▶ **EXERCISE BRIEF**
Transcribe the data that follows precisely, omitting nothing.

▶ **DATA TO PROCESS**

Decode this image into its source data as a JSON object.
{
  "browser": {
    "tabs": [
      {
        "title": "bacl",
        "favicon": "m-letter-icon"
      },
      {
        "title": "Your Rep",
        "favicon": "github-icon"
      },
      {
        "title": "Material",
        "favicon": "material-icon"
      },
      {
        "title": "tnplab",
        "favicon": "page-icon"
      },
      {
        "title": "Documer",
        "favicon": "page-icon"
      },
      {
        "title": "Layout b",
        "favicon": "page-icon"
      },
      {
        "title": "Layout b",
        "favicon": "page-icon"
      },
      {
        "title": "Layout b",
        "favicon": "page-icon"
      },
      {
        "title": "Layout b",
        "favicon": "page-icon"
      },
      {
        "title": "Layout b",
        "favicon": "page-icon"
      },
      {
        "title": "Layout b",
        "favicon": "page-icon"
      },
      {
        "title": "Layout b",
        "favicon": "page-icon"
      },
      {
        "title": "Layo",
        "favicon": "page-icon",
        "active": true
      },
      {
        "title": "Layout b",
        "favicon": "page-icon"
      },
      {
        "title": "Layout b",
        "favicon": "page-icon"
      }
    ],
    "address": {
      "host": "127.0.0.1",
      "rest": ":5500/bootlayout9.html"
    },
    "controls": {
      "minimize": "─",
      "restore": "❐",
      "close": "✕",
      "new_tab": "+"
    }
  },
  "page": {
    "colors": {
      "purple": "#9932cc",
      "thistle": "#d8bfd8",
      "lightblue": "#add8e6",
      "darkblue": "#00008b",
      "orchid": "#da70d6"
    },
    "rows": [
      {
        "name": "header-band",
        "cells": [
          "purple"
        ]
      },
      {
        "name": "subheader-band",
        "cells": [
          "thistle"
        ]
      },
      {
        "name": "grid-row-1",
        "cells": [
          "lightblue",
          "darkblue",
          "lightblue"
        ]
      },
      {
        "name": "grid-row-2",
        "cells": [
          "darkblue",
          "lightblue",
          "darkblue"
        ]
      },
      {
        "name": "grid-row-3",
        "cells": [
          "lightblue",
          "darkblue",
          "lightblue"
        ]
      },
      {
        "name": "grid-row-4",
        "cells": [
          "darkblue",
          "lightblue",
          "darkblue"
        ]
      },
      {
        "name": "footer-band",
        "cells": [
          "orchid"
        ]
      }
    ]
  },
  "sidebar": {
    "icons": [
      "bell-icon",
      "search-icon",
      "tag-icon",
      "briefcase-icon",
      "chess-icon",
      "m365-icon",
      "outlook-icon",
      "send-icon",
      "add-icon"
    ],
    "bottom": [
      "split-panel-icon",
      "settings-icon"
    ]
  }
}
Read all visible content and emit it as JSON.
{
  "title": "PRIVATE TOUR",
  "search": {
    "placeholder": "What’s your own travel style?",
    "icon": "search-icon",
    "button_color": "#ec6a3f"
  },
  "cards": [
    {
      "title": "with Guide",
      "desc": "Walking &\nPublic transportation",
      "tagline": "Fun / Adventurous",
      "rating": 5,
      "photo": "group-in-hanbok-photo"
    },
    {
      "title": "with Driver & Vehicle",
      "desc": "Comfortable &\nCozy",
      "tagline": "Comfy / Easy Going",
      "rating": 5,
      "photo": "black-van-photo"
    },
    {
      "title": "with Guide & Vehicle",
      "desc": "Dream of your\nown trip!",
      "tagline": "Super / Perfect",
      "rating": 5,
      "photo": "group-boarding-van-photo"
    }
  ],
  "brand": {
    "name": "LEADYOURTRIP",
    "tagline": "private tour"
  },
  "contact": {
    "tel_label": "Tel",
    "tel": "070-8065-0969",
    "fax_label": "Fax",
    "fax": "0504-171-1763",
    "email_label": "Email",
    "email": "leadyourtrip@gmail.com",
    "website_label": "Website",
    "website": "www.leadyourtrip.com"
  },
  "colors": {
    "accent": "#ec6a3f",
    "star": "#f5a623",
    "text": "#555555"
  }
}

▶ **REPLY**
Decode this image into its source data as a JSON object.
{
  "browser": {
    "tabs": [
      {
        "title": "bacl",
        "favicon": "m-letter-icon"
      },
      {
        "title": "Your Rep",
        "favicon": "github-icon"
      },
      {
        "title": "Material",
        "favicon": "material-icon"
      },
      {
        "title": "tnplab",
        "favicon": "page-icon"
      },
      {
        "title": "Documer",
        "favicon": "page-icon"
      },
      {
        "title": "Layout b",
        "favicon": "page-icon"
      },
      {
        "title": "Layout b",
        "favicon": "page-icon"
      },
      {
        "title": "Layout b",
        "favicon": "page-icon"
      },
      {
        "title": "Layout b",
        "favicon": "page-icon"
      },
      {
        "title": "Layout b",
        "favicon": "page-icon"
      },
      {
        "title": "Layout b",
        "favicon": "page-icon"
      },
      {
        "title": "Layout b",
        "favicon": "page-icon"
      },
      {
        "title": "Layo",
        "favicon": "page-icon",
        "active": true
      },
      {
        "title": "Layout b",
        "favicon": "page-icon"
      },
      {
        "title": "Layout b",
        "favicon": "page-icon"
      }
    ],
    "address": {
      "host": "127.0.0.1",
      "rest": ":5500/bootlayout9.html"
    },
    "controls": {
      "minimize": "─",
      "restore": "❐",
      "close": "✕",
      "new_tab": "+"
    }
  },
  "page": {
    "colors": {
      "purple": "#9932cc",
      "thistle": "#d8bfd8",
      "lightblue": "#add8e6",
      "darkblue": "#00008b",
      "orchid": "#da70d6"
    },
    "rows": [
      {
        "name": "header-band",
        "cells": [
          "purple"
        ]
      },
      {
        "name": "subheader-band",
        "cells": [
          "thistle"
        ]
      },
      {
        "name": "grid-row-1",
        "cells": [
          "lightblue",
          "darkblue",
          "lightblue"
        ]
      },
      {
        "name": "grid-row-2",
        "cells": [
          "darkblue",
          "lightblue",
          "darkblue"
        ]
      },
      {
        "name": "grid-row-3",
        "cells": [
          "lightblue",
          "darkblue",
          "lightblue"
        ]
      },
      {
        "name": "grid-row-4",
        "cells": [
          "darkblue",
          "lightblue",
          "darkblue"
        ]
      },
      {
        "name": "footer-band",
        "cells": [
          "orchid"
        ]
      }
    ]
  },
  "sidebar": {
    "icons": [
      "bell-icon",
      "search-icon",
      "tag-icon",
      "briefcase-icon",
      "chess-icon",
      "m365-icon",
      "outlook-icon",
      "send-icon",
      "add-icon"
    ],
    "bottom": [
      "split-panel-icon",
      "settings-icon"
    ]
  }
}
Read all visible content and emit it as JSON.
{
  "title": "PRIVATE TOUR",
  "search": {
    "placeholder": "What’s your own travel style?",
    "icon": "search-icon",
    "button_color": "#ec6a3f"
  },
  "cards": [
    {
      "title": "with Guide",
      "desc": "Walking &\nPublic transportation",
      "tagline": "Fun / Adventurous",
      "rating": 5,
      "photo": "group-in-hanbok-photo"
    },
    {
      "title": "with Driver & Vehicle",
      "desc": "Comfortable &\nCozy",
      "tagline": "Comfy / Easy Going",
      "rating": 5,
      "photo": "black-van-photo"
    },
    {
      "title": "with Guide & Vehicle",
      "desc": "Dream of your\nown trip!",
      "tagline": "Super / Perfect",
      "rating": 5,
      "photo": "group-boarding-van-photo"
    }
  ],
  "brand": {
    "name": "LEADYOURTRIP",
    "tagline": "private tour"
  },
  "contact": {
    "tel_label": "Tel",
    "tel": "070-8065-0969",
    "fax_label": "Fax",
    "fax": "0504-171-1763",
    "email_label": "Email",
    "email": "leadyourtrip@gmail.com",
    "website_label": "Website",
    "website": "www.leadyourtrip.com"
  },
  "colors": {
    "accent": "#ec6a3f",
    "star": "#f5a623",
    "text": "#555555"
  }
}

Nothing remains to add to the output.